> [Work to complete]:
1. Copy the passage of the Pebble Mine article starting with "In February, EPA" and going on through "moose, and caribou.", changing "terrestrial" to "land".
2. According to the Pebble Mine article, on what dates will EPA Region 10 hold public meetings in Alaska?

> [Extracted text]:
** begin **

EPA releases new proposal to protect Bristol Bay fisheries from impacts posed by Pebble Mine
By MARY KAUFFMAN
July 19, 2014
Quoting the EPA announcement, "science has shown that development of this mine, which is backed by Northern Dynasty Minerals and the Pebble Limited Partnership, would be one of the largest open pit copper mines in the world and would threaten one of the world’s most productive salmon fisheries."
“Bristol Bay is an extraordinary ecosystem that supports an ancient fishing culture and economic powerhouse,” said Dennis McLerran, Regional Administrator for EPA Region 10.
Pebble Deposit Area, Southwest Alaska
EPA Region 10 announced Friday that it is seeking public comment on this new proposal from July 21 to Sept. 19, 2014, and will hold public meetings in Alaska from August 12-15. EPA Region 10’s proposal to protect the Bristol Bay watershed outlines restrictions that would protect waters that support salmon in and near the Pebble deposit. The EPA lists restrictions that will apply to impacts associated with large-scale mining of the Pebble deposit. No other lands or development are subject to the restrictions.
In February, EPA announced it was initiating a process under the Clean Water Act to protect the Bristol Bay fisheries from mining of the Pebble deposit. The announcement followed a multiyear scientific study examining the impacts of large-scale copper mining in the Bristol Bay watershed.The Bristol Bay watershed is an area of exceptional ecological value with salmon productivity unrivaled anywhere in North America. The region’s streams, wetlands, lakes and ponds provide intact habitat that supports all five species of Pacific salmon found in North America: coho, Chinook, sockeye, chum, and pink. These salmon populations are critical to the health of the entire ecosystem, which is home to more than 20 other fish species, 190 bird species, and more than 40 terrestrial mammal species, including bears, moose, and caribou.
Bristol Bay supports commercial, subsistence, and recreational fisheries that are worth hundreds of millions in economic yield each year and create thousands of jobs.

** end **

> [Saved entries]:

** begin **

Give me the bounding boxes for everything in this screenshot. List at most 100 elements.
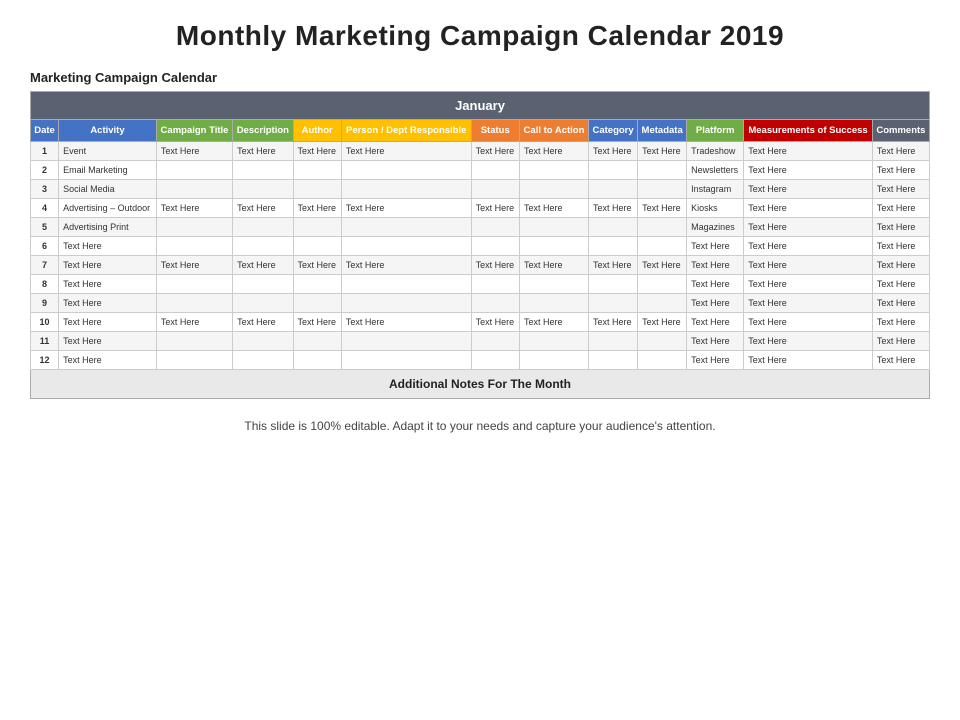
table-cell-activity: Advertising Print: [59, 218, 157, 237]
table-cell-campaign: [156, 161, 232, 180]
table-cell-num: 3: [31, 180, 59, 199]
table-cell-metadata: Text Here: [638, 313, 687, 332]
table-cell-measurement: Text Here: [744, 180, 873, 199]
table-cell-author: [293, 332, 341, 351]
table-cell-category: [589, 275, 638, 294]
table-cell-platform: Newsletters: [687, 161, 744, 180]
table-cell-comments: Text Here: [872, 275, 929, 294]
table-cell-comments: Text Here: [872, 142, 929, 161]
table-cell-author: Text Here: [293, 256, 341, 275]
table-cell-metadata: [638, 351, 687, 370]
table-cell-person: [341, 218, 471, 237]
table-cell-person: [341, 161, 471, 180]
table-cell-measurement: Text Here: [744, 142, 873, 161]
table-cell-metadata: Text Here: [638, 256, 687, 275]
table-cell-category: Text Here: [589, 199, 638, 218]
table-cell-description: [233, 332, 293, 351]
table-cell-category: [589, 294, 638, 313]
table-cell-person: [341, 332, 471, 351]
table-cell-description: [233, 161, 293, 180]
table-cell-platform: Text Here: [687, 294, 744, 313]
table-cell-campaign: [156, 218, 232, 237]
table-cell-category: [589, 237, 638, 256]
table-cell-campaign: [156, 180, 232, 199]
table-cell-category: [589, 161, 638, 180]
table-row: 6Text HereText HereText HereText Here: [31, 237, 930, 256]
footer-cell: Additional Notes For The Month: [31, 370, 930, 399]
table-cell-description: [233, 180, 293, 199]
table-cell-num: 11: [31, 332, 59, 351]
table-cell-cta: [519, 237, 588, 256]
table-cell-activity: Text Here: [59, 332, 157, 351]
table-cell-activity: Email Marketing: [59, 161, 157, 180]
table-cell-campaign: Text Here: [156, 199, 232, 218]
table-cell-platform: Text Here: [687, 256, 744, 275]
table-row: 9Text HereText HereText HereText Here: [31, 294, 930, 313]
table-cell-author: [293, 237, 341, 256]
table-cell-activity: Event: [59, 142, 157, 161]
table-cell-comments: Text Here: [872, 351, 929, 370]
table-cell-num: 1: [31, 142, 59, 161]
table-cell-metadata: Text Here: [638, 142, 687, 161]
table-cell-num: 10: [31, 313, 59, 332]
table-cell-status: Text Here: [471, 256, 519, 275]
table-cell-author: [293, 180, 341, 199]
table-cell-metadata: [638, 294, 687, 313]
table-cell-campaign: Text Here: [156, 256, 232, 275]
table-cell-comments: Text Here: [872, 199, 929, 218]
table-cell-status: [471, 237, 519, 256]
table-row: 5Advertising PrintMagazinesText HereText…: [31, 218, 930, 237]
table-cell-measurement: Text Here: [744, 275, 873, 294]
table-row: 12Text HereText HereText HereText Here: [31, 351, 930, 370]
column-header-cell: Category: [589, 120, 638, 142]
table-cell-cta: Text Here: [519, 142, 588, 161]
table-cell-author: [293, 294, 341, 313]
column-header-cell: Call to Action: [519, 120, 588, 142]
month-header-row: January: [31, 92, 930, 120]
table-cell-status: Text Here: [471, 199, 519, 218]
table-cell-platform: Text Here: [687, 275, 744, 294]
column-header-cell: Metadata: [638, 120, 687, 142]
table-cell-description: Text Here: [233, 142, 293, 161]
table-row: 10Text HereText HereText HereText HereTe…: [31, 313, 930, 332]
table-cell-category: [589, 351, 638, 370]
table-cell-person: [341, 180, 471, 199]
table-row: 11Text HereText HereText HereText Here: [31, 332, 930, 351]
table-cell-num: 2: [31, 161, 59, 180]
table-cell-campaign: Text Here: [156, 313, 232, 332]
table-cell-status: [471, 294, 519, 313]
table-cell-activity: Text Here: [59, 313, 157, 332]
table-cell-author: Text Here: [293, 199, 341, 218]
table-cell-campaign: [156, 332, 232, 351]
column-header-cell: Status: [471, 120, 519, 142]
column-header-cell: Campaign Title: [156, 120, 232, 142]
table-cell-category: [589, 218, 638, 237]
table-cell-description: [233, 351, 293, 370]
table-cell-num: 9: [31, 294, 59, 313]
table-cell-activity: Text Here: [59, 294, 157, 313]
table-cell-person: Text Here: [341, 142, 471, 161]
table-cell-measurement: Text Here: [744, 294, 873, 313]
column-header-cell: Person / Dept Responsible: [341, 120, 471, 142]
table-cell-description: [233, 218, 293, 237]
table-cell-author: [293, 351, 341, 370]
table-cell-description: Text Here: [233, 313, 293, 332]
table-cell-comments: Text Here: [872, 313, 929, 332]
table-cell-status: [471, 218, 519, 237]
table-cell-author: [293, 161, 341, 180]
bottom-note: This slide is 100% editable. Adapt it to…: [30, 419, 930, 433]
table-cell-platform: Text Here: [687, 237, 744, 256]
table-cell-person: Text Here: [341, 256, 471, 275]
table-row: 4Advertising – OutdoorText HereText Here…: [31, 199, 930, 218]
table-cell-platform: Kiosks: [687, 199, 744, 218]
column-header-cell: Date: [31, 120, 59, 142]
column-header-cell: Measurements of Success: [744, 120, 873, 142]
table-cell-measurement: Text Here: [744, 199, 873, 218]
table-cell-measurement: Text Here: [744, 218, 873, 237]
table-cell-measurement: Text Here: [744, 351, 873, 370]
table-cell-cta: Text Here: [519, 313, 588, 332]
column-header-cell: Comments: [872, 120, 929, 142]
table-cell-description: [233, 237, 293, 256]
table-cell-activity: Advertising – Outdoor: [59, 199, 157, 218]
table-cell-platform: Text Here: [687, 332, 744, 351]
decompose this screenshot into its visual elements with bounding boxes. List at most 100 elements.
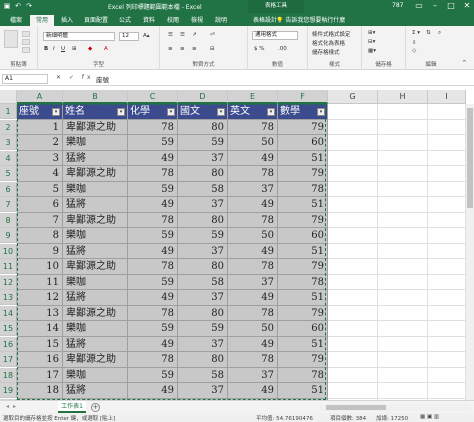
table-cell[interactable]: 58	[178, 181, 228, 197]
table-cell[interactable]: 14	[17, 321, 63, 337]
cell-empty[interactable]	[378, 150, 428, 166]
tell-me-search[interactable]: 💡 告訴我您想要執行什麼	[276, 15, 345, 24]
table-cell[interactable]: 卑鄙源之助	[63, 305, 128, 321]
table-cell[interactable]: 12	[17, 290, 63, 306]
table-cell[interactable]: 樂咖	[63, 135, 128, 151]
column-header-c[interactable]: C	[128, 90, 178, 104]
cell-empty[interactable]	[428, 290, 466, 306]
table-cell[interactable]: 80	[178, 212, 228, 228]
table-cell[interactable]: 78	[128, 259, 178, 275]
column-header-d[interactable]: D	[178, 90, 228, 104]
cell-empty[interactable]	[428, 336, 466, 352]
table-cell[interactable]: 80	[178, 119, 228, 135]
cell-empty[interactable]	[328, 383, 378, 399]
table-cell[interactable]: 猛將	[63, 383, 128, 399]
table-cell[interactable]: 78	[228, 212, 278, 228]
column-header-f[interactable]: F	[278, 90, 328, 104]
cell-empty[interactable]	[428, 150, 466, 166]
filter-dropdown-icon[interactable]: ▾	[267, 108, 275, 116]
table-header-cell[interactable]: 英文 ▾	[228, 104, 278, 120]
number-format-select[interactable]: 通用格式	[252, 31, 298, 40]
tab-file[interactable]: 檔案	[4, 15, 28, 26]
cell-empty[interactable]	[428, 321, 466, 337]
tab-review[interactable]: 校閱	[162, 15, 184, 26]
cell-empty[interactable]	[328, 352, 378, 368]
formula-buttons[interactable]: ✕ ✓ fx	[56, 74, 94, 81]
table-cell[interactable]: 78	[228, 166, 278, 182]
table-cell[interactable]: 51	[278, 336, 328, 352]
cell-empty[interactable]	[378, 228, 428, 244]
table-cell[interactable]: 樂咖	[63, 274, 128, 290]
table-cell[interactable]: 78	[278, 367, 328, 383]
table-cell[interactable]: 49	[228, 336, 278, 352]
table-cell[interactable]: 79	[278, 352, 328, 368]
font-name-select[interactable]: 新細明體	[43, 32, 115, 41]
cell-empty[interactable]	[428, 181, 466, 197]
row-header[interactable]: 15	[0, 321, 17, 336]
cell-empty[interactable]	[328, 119, 378, 135]
find-select-icon[interactable]: ⌕	[438, 30, 441, 37]
column-header-a[interactable]: A	[17, 90, 63, 104]
table-cell[interactable]: 49	[228, 383, 278, 399]
merge-center-icon[interactable]: ⊟	[210, 46, 215, 52]
horizontal-scroll-thumb[interactable]	[326, 405, 386, 410]
formula-input[interactable]: 座號	[96, 74, 109, 84]
cell-empty[interactable]	[378, 290, 428, 306]
table-header-cell[interactable]: 姓名 ▾	[63, 104, 128, 120]
currency-icon[interactable]: $ %	[254, 46, 264, 52]
tab-page-layout[interactable]: 頁面配置	[80, 15, 112, 26]
table-cell[interactable]: 16	[17, 352, 63, 368]
cell-empty[interactable]	[378, 274, 428, 290]
borders-icon[interactable]: ⊞	[72, 46, 77, 52]
table-cell[interactable]: 79	[278, 119, 328, 135]
underline-button[interactable]: U	[61, 46, 65, 52]
cell-empty[interactable]	[328, 104, 378, 120]
table-cell[interactable]: 78	[128, 119, 178, 135]
autosum-icon[interactable]: Σ ▾	[412, 30, 420, 36]
row-header[interactable]: 17	[0, 352, 17, 367]
view-mode-icons[interactable]: ▦ ▣ ▥	[420, 414, 439, 420]
font-size-select[interactable]: 12	[119, 32, 139, 41]
cell-empty[interactable]	[428, 119, 466, 135]
table-cell[interactable]: 49	[128, 150, 178, 166]
table-cell[interactable]: 8	[17, 228, 63, 244]
cell-empty[interactable]	[328, 336, 378, 352]
table-cell[interactable]: 6	[17, 197, 63, 213]
cell-empty[interactable]	[378, 119, 428, 135]
table-cell[interactable]: 78	[228, 305, 278, 321]
table-cell[interactable]: 5	[17, 181, 63, 197]
table-cell[interactable]: 78	[128, 166, 178, 182]
column-header-b[interactable]: B	[63, 90, 128, 104]
cell-empty[interactable]	[428, 383, 466, 399]
table-cell[interactable]: 猛將	[63, 243, 128, 259]
table-cell[interactable]: 卑鄙源之助	[63, 166, 128, 182]
table-cell[interactable]: 卑鄙源之助	[63, 119, 128, 135]
vertical-scrollbar[interactable]	[466, 104, 474, 400]
table-cell[interactable]: 50	[228, 135, 278, 151]
cell-empty[interactable]	[378, 336, 428, 352]
column-header-e[interactable]: E	[228, 90, 278, 104]
sheet-nav-arrows[interactable]: ◂▸	[6, 403, 20, 410]
row-header[interactable]: 2	[0, 119, 17, 135]
table-cell[interactable]: 37	[178, 290, 228, 306]
column-header-i[interactable]: I	[428, 90, 466, 104]
table-cell[interactable]: 猛將	[63, 290, 128, 306]
cell-empty[interactable]	[378, 259, 428, 275]
table-cell[interactable]: 7	[17, 212, 63, 228]
table-cell[interactable]: 49	[228, 243, 278, 259]
table-cell[interactable]: 78	[128, 305, 178, 321]
bold-button[interactable]: B	[44, 46, 48, 52]
column-header-g[interactable]: G	[328, 90, 378, 104]
align-right-icon[interactable]: ≡	[192, 46, 197, 52]
table-cell[interactable]: 15	[17, 336, 63, 352]
table-cell[interactable]: 49	[128, 383, 178, 399]
table-cell[interactable]: 37	[228, 274, 278, 290]
clear-icon[interactable]: ◇	[412, 48, 416, 54]
row-header[interactable]: 6	[0, 181, 17, 197]
table-cell[interactable]: 79	[278, 212, 328, 228]
table-cell[interactable]: 4	[17, 166, 63, 182]
table-cell[interactable]: 51	[278, 383, 328, 399]
table-cell[interactable]: 80	[178, 352, 228, 368]
row-header[interactable]: 10	[0, 243, 17, 259]
table-cell[interactable]: 79	[278, 259, 328, 275]
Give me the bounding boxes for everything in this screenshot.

** end **

> [Expected responses]:
1.
In February, EPA announced it was initiating a process under the Clean Water Act to protect the Bristol Bay fisheries from mining of the Pebble deposit. The announcement followed a multiyear scientific study examining the impacts of large-scale copper mining in the Bristol Bay watershed.The Bristol Bay watershed is an area of exceptional ecological value with salmon productivity unrivaled anywhere in North America. The region’s streams, wetlands, lakes and ponds provide intact habitat that supports all five species of Pacific salmon found in North America: coho, Chinook, sockeye, chum, and pink. These salmon populations are critical to the health of the entire ecosystem, which is home to more than 20 other fish species, 190 bird species, and more than 40 land mammal species, including bears, moose, and caribou.

2. August 12-15, 2014